┌─ Listed entries

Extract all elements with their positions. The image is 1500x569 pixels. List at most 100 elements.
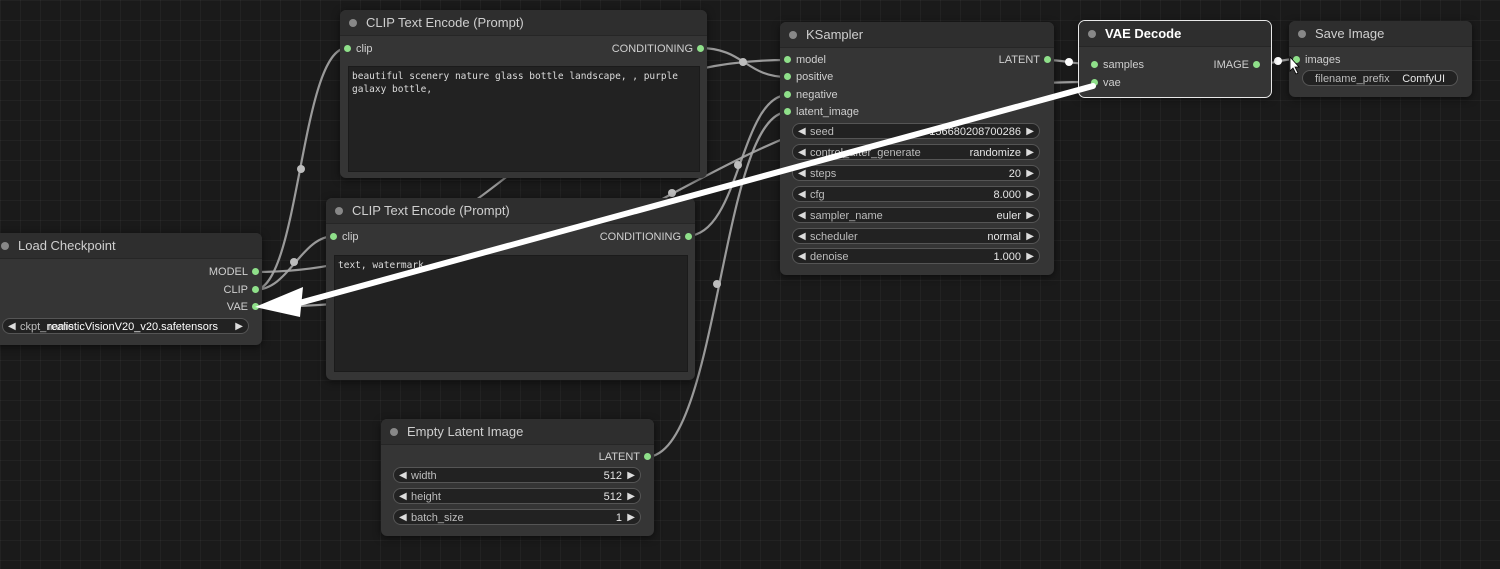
output-slot-dot[interactable] bbox=[1253, 61, 1260, 68]
input-slot-dot[interactable] bbox=[344, 45, 351, 52]
node-title-bar[interactable]: Load Checkpoint bbox=[0, 233, 262, 259]
node-title-bar[interactable]: CLIP Text Encode (Prompt) bbox=[326, 198, 695, 224]
node-title-bar[interactable]: Save Image bbox=[1289, 21, 1472, 47]
output-conditioning[interactable]: CONDITIONING bbox=[600, 229, 695, 245]
output-slot-dot[interactable] bbox=[697, 45, 704, 52]
output-model[interactable]: MODEL bbox=[209, 264, 262, 280]
save-image-node[interactable]: Save Image images filename_prefix ComfyU… bbox=[1289, 21, 1472, 97]
input-latent-image[interactable]: latent_image bbox=[780, 104, 859, 120]
input-samples[interactable]: samples bbox=[1087, 57, 1144, 73]
input-slot-dot[interactable] bbox=[1293, 56, 1300, 63]
filename-prefix-text-widget[interactable]: filename_prefix ComfyUI bbox=[1302, 70, 1458, 86]
ckpt-name-combo[interactable]: ◀ ckpt_name realisticVisionV20_v20.safet… bbox=[2, 318, 249, 334]
increment-arrow-icon[interactable]: ▶ bbox=[1026, 249, 1034, 263]
input-model[interactable]: model bbox=[780, 52, 826, 68]
increment-arrow-icon[interactable]: ▶ bbox=[1026, 208, 1034, 222]
node-collapse-dot[interactable] bbox=[789, 31, 797, 39]
height-number-widget[interactable]: ◀ height 512 ▶ bbox=[393, 488, 641, 504]
output-latent[interactable]: LATENT bbox=[999, 52, 1054, 68]
input-slot-dot[interactable] bbox=[1091, 79, 1098, 86]
decrement-arrow-icon[interactable]: ◀ bbox=[798, 124, 806, 138]
input-slot-dot[interactable] bbox=[784, 56, 791, 63]
increment-arrow-icon[interactable]: ▶ bbox=[627, 510, 635, 524]
steps-widget[interactable]: ◀ steps 20 ▶ bbox=[792, 165, 1040, 181]
node-title: Save Image bbox=[1315, 26, 1385, 41]
ksampler-node[interactable]: KSampler model positive negative latent_… bbox=[780, 22, 1054, 275]
node-title: Empty Latent Image bbox=[407, 424, 524, 439]
increment-arrow-icon[interactable]: ▶ bbox=[1026, 145, 1034, 159]
clip-text-encode-positive-node[interactable]: CLIP Text Encode (Prompt) clip CONDITION… bbox=[340, 10, 707, 178]
width-number-widget[interactable]: ◀ width 512 ▶ bbox=[393, 467, 641, 483]
input-vae[interactable]: vae bbox=[1087, 75, 1121, 91]
wire-clip-negative bbox=[253, 234, 336, 292]
decrement-arrow-icon[interactable]: ◀ bbox=[798, 208, 806, 222]
drag-arrowhead bbox=[255, 287, 303, 317]
increment-arrow-icon[interactable]: ▶ bbox=[627, 489, 635, 503]
increment-arrow-icon[interactable]: ▶ bbox=[235, 319, 243, 333]
prompt-textarea[interactable]: beautiful scenery nature glass bottle la… bbox=[348, 66, 700, 172]
decrement-arrow-icon[interactable]: ◀ bbox=[8, 319, 16, 333]
input-slot-dot[interactable] bbox=[784, 108, 791, 115]
output-slot-dot[interactable] bbox=[252, 286, 259, 293]
output-conditioning[interactable]: CONDITIONING bbox=[612, 41, 707, 57]
output-clip[interactable]: CLIP bbox=[224, 282, 262, 298]
output-slot-dot[interactable] bbox=[252, 303, 259, 310]
decrement-arrow-icon[interactable]: ◀ bbox=[399, 510, 407, 524]
output-slot-dot[interactable] bbox=[685, 233, 692, 240]
output-slot-dot[interactable] bbox=[644, 453, 651, 460]
empty-latent-image-node[interactable]: Empty Latent Image LATENT ◀ width 512 ▶ … bbox=[381, 419, 654, 536]
scheduler-widget[interactable]: ◀ scheduler normal ▶ bbox=[792, 228, 1040, 244]
node-title: VAE Decode bbox=[1105, 26, 1182, 41]
input-images[interactable]: images bbox=[1289, 52, 1340, 68]
increment-arrow-icon[interactable]: ▶ bbox=[627, 468, 635, 482]
decrement-arrow-icon[interactable]: ◀ bbox=[798, 145, 806, 159]
input-slot-dot[interactable] bbox=[1091, 61, 1098, 68]
node-title-bar[interactable]: KSampler bbox=[780, 22, 1054, 48]
node-collapse-dot[interactable] bbox=[349, 19, 357, 27]
increment-arrow-icon[interactable]: ▶ bbox=[1026, 229, 1034, 243]
input-negative[interactable]: negative bbox=[780, 87, 838, 103]
denoise-widget[interactable]: ◀ denoise 1.000 ▶ bbox=[792, 248, 1040, 264]
node-title: CLIP Text Encode (Prompt) bbox=[366, 15, 524, 30]
output-slot-dot[interactable] bbox=[252, 268, 259, 275]
vae-decode-node[interactable]: VAE Decode samples vae IMAGE bbox=[1078, 20, 1272, 98]
input-slot-dot[interactable] bbox=[784, 73, 791, 80]
output-image[interactable]: IMAGE bbox=[1214, 57, 1263, 73]
input-positive[interactable]: positive bbox=[780, 69, 833, 85]
output-latent[interactable]: LATENT bbox=[599, 449, 654, 465]
node-collapse-dot[interactable] bbox=[1, 242, 9, 250]
sampler-name-widget[interactable]: ◀ sampler_name euler ▶ bbox=[792, 207, 1040, 223]
node-collapse-dot[interactable] bbox=[335, 207, 343, 215]
decrement-arrow-icon[interactable]: ◀ bbox=[798, 249, 806, 263]
batch-size-number-widget[interactable]: ◀ batch_size 1 ▶ bbox=[393, 509, 641, 525]
increment-arrow-icon[interactable]: ▶ bbox=[1026, 187, 1034, 201]
seed-widget[interactable]: ◀ seed 156680208700286 ▶ bbox=[792, 123, 1040, 139]
node-collapse-dot[interactable] bbox=[1088, 30, 1096, 38]
input-slot-dot[interactable] bbox=[784, 91, 791, 98]
input-clip[interactable]: clip bbox=[340, 41, 373, 57]
prompt-textarea[interactable]: text, watermark bbox=[334, 255, 688, 372]
decrement-arrow-icon[interactable]: ◀ bbox=[798, 229, 806, 243]
input-slot-dot[interactable] bbox=[330, 233, 337, 240]
node-collapse-dot[interactable] bbox=[390, 428, 398, 436]
clip-text-encode-negative-node[interactable]: CLIP Text Encode (Prompt) clip CONDITION… bbox=[326, 198, 695, 380]
node-title-bar[interactable]: Empty Latent Image bbox=[381, 419, 654, 445]
node-title: Load Checkpoint bbox=[18, 238, 116, 253]
node-title-bar[interactable]: VAE Decode bbox=[1079, 21, 1271, 47]
node-title: CLIP Text Encode (Prompt) bbox=[352, 203, 510, 218]
wire-positive bbox=[698, 46, 789, 79]
input-clip[interactable]: clip bbox=[326, 229, 359, 245]
decrement-arrow-icon[interactable]: ◀ bbox=[399, 489, 407, 503]
decrement-arrow-icon[interactable]: ◀ bbox=[798, 166, 806, 180]
increment-arrow-icon[interactable]: ▶ bbox=[1026, 124, 1034, 138]
load-checkpoint-node[interactable]: Load Checkpoint MODEL CLIP VAE ◀ ckpt_na… bbox=[0, 233, 262, 345]
output-vae[interactable]: VAE bbox=[227, 299, 262, 315]
increment-arrow-icon[interactable]: ▶ bbox=[1026, 166, 1034, 180]
output-slot-dot[interactable] bbox=[1044, 56, 1051, 63]
node-title-bar[interactable]: CLIP Text Encode (Prompt) bbox=[340, 10, 707, 36]
cfg-widget[interactable]: ◀ cfg 8.000 ▶ bbox=[792, 186, 1040, 202]
decrement-arrow-icon[interactable]: ◀ bbox=[399, 468, 407, 482]
node-collapse-dot[interactable] bbox=[1298, 30, 1306, 38]
decrement-arrow-icon[interactable]: ◀ bbox=[798, 187, 806, 201]
control-after-generate-widget[interactable]: ◀ control_after_generate randomize ▶ bbox=[792, 144, 1040, 160]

└─

**The problem:** Reproduce the lines of the data above word for word, beginning with the line that contains "output-slot-dot[interactable] bbox=[1253, 61, 1260, 68]" and continuing through the line that contains "ckpt-name-combo[interactable]: ◀ ckpt_name". Include both of those lines.

**Solution:**
output-slot-dot[interactable] bbox=[1253, 61, 1260, 68]
input-slot-dot[interactable] bbox=[344, 45, 351, 52]
node-title-bar[interactable]: Load Checkpoint bbox=[0, 233, 262, 259]
node-title-bar[interactable]: CLIP Text Encode (Prompt) bbox=[326, 198, 695, 224]
node-title-bar[interactable]: Save Image bbox=[1289, 21, 1472, 47]
output-conditioning[interactable]: CONDITIONING bbox=[600, 229, 695, 245]
output-slot-dot[interactable] bbox=[697, 45, 704, 52]
output-model[interactable]: MODEL bbox=[209, 264, 262, 280]
save-image-node[interactable]: Save Image images filename_prefix ComfyU… bbox=[1289, 21, 1472, 97]
input-latent-image[interactable]: latent_image bbox=[780, 104, 859, 120]
input-samples[interactable]: samples bbox=[1087, 57, 1144, 73]
input-slot-dot[interactable] bbox=[1293, 56, 1300, 63]
filename-prefix-text-widget[interactable]: filename_prefix ComfyUI bbox=[1302, 70, 1458, 86]
ckpt-name-combo[interactable]: ◀ ckpt_name realisticVisionV20_v20.safet… bbox=[2, 318, 249, 334]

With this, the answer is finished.